Data records

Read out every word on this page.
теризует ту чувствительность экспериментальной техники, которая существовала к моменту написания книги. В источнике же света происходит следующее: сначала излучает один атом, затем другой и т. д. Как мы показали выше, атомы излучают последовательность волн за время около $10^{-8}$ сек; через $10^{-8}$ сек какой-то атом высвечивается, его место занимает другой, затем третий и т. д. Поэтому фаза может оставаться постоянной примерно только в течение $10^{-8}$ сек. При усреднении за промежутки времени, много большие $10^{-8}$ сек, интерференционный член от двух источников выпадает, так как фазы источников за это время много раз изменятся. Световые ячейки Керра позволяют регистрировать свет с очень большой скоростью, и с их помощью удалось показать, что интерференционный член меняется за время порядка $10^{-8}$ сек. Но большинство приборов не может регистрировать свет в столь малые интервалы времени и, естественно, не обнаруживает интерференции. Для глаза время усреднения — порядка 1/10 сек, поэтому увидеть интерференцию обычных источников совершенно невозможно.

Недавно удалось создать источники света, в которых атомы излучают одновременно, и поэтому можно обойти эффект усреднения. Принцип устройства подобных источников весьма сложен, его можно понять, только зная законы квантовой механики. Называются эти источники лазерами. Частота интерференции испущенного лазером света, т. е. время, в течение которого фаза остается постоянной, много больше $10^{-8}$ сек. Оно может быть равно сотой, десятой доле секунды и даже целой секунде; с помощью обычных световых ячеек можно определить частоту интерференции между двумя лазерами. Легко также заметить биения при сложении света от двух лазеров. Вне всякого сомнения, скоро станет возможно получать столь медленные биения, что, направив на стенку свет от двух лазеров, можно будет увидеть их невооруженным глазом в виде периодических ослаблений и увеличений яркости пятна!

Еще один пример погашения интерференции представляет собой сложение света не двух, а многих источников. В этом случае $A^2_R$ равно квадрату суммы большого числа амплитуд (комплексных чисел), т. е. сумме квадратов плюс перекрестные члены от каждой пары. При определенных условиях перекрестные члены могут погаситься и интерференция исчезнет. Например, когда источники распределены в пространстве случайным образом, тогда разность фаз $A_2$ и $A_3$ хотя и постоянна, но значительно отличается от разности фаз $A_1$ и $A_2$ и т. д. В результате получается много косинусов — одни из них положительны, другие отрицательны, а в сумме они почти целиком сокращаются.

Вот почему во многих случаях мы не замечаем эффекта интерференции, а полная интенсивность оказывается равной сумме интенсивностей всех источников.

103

* * *

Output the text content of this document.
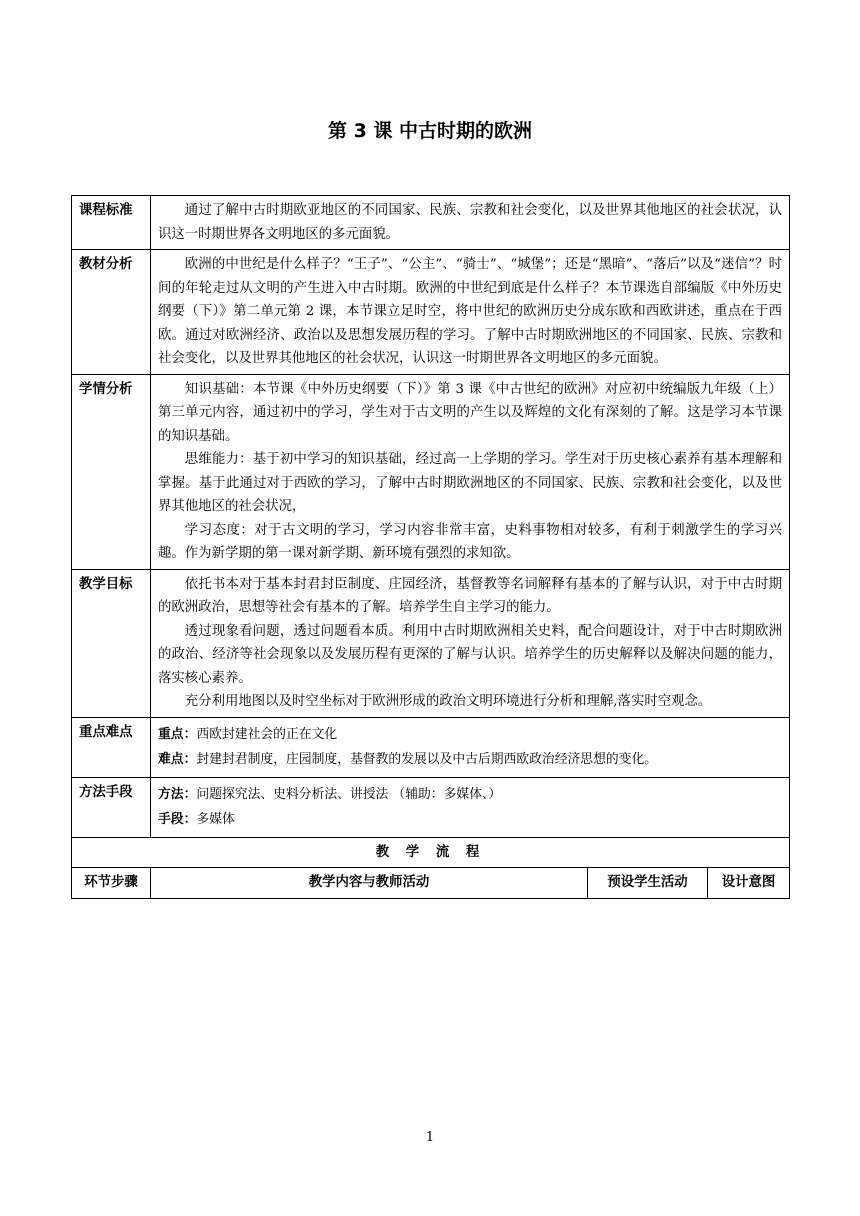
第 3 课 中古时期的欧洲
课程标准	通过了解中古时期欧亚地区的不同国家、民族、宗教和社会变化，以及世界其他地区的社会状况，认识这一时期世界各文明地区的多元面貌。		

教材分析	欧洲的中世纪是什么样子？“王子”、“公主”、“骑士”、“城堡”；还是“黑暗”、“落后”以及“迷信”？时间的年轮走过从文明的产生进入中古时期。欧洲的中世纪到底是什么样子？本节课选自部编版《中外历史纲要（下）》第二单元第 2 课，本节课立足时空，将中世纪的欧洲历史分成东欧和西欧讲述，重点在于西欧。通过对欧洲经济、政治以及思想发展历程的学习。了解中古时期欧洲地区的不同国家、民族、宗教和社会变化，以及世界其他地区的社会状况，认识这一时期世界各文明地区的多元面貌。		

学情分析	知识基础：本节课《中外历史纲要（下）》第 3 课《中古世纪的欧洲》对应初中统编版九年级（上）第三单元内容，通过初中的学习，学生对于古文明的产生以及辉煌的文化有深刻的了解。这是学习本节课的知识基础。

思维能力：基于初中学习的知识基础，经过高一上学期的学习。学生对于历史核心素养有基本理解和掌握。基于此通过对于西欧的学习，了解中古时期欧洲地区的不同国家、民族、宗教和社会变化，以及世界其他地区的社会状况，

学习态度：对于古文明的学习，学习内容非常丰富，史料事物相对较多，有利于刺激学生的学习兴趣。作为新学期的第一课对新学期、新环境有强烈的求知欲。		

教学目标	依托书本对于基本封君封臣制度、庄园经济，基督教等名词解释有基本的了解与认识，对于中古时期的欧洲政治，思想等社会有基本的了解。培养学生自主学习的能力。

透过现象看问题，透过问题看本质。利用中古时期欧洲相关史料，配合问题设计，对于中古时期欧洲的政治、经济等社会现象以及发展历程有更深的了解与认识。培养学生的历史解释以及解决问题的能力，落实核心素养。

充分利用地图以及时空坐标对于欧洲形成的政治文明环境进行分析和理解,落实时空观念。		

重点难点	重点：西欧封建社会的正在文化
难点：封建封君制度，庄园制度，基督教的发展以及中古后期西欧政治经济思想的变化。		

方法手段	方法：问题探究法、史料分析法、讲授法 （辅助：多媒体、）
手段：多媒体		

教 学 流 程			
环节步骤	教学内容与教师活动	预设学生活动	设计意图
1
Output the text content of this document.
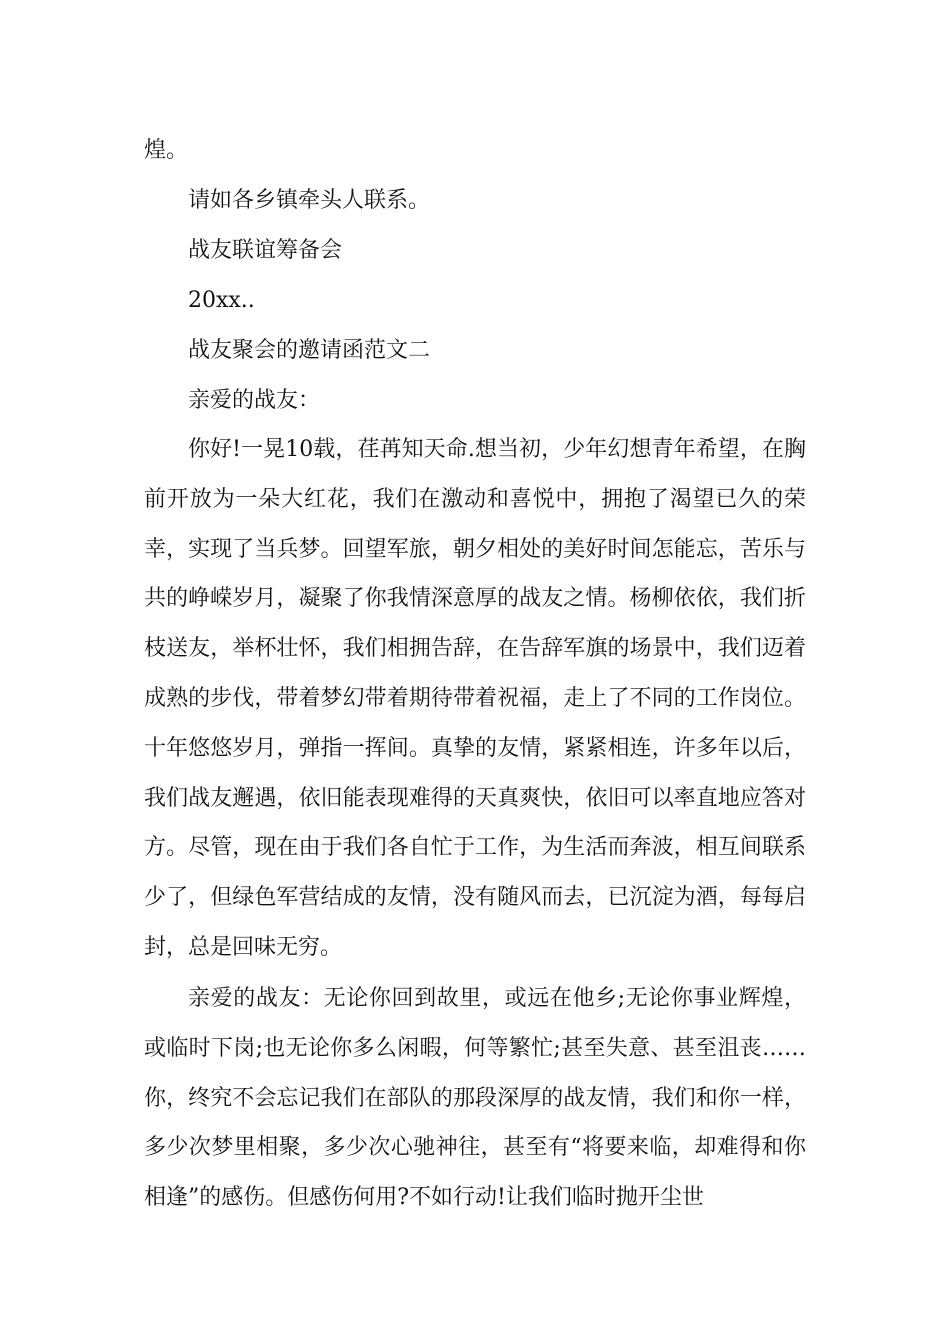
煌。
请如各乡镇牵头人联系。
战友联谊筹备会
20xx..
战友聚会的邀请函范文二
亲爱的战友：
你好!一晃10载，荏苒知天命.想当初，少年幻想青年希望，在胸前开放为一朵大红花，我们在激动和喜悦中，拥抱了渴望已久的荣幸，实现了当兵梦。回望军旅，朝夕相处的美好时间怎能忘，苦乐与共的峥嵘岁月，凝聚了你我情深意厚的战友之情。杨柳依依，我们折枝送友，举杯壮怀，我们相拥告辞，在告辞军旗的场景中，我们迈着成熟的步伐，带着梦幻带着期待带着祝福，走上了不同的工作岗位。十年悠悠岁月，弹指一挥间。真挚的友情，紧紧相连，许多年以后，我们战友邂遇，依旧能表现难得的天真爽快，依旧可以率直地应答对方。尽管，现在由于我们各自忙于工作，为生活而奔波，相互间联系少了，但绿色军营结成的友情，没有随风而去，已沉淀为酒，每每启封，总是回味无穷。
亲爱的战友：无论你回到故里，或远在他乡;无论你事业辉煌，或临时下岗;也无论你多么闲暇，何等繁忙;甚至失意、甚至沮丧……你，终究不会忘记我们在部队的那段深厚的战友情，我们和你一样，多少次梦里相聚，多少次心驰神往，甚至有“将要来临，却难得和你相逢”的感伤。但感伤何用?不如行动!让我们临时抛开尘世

What the task requires
Copy out each line of the data where the string "了解中古时期欧洲地区的不同国家" appears.

The output
教材分析	欧洲的中世纪是什么样子？“王子”、“公主”、“骑士”、“城堡”；还是“黑暗”、“落后”以及“迷信”？时间的年轮走过从文明的产生进入中古时期。欧洲的中世纪到底是什么样子？本节课选自部编版《中外历史纲要（下）》第二单元第 2 课，本节课立足时空，将中世纪的欧洲历史分成东欧和西欧讲述，重点在于西欧。通过对欧洲经济、政治以及思想发展历程的学习。了解中古时期欧洲地区的不同国家、民族、宗教和社会变化，以及世界其他地区的社会状况，认识这一时期世界各文明地区的多元面貌。		
思维能力：基于初中学习的知识基础，经过高一上学期的学习。学生对于历史核心素养有基本理解和掌握。基于此通过对于西欧的学习，了解中古时期欧洲地区的不同国家、民族、宗教和社会变化，以及世界其他地区的社会状况，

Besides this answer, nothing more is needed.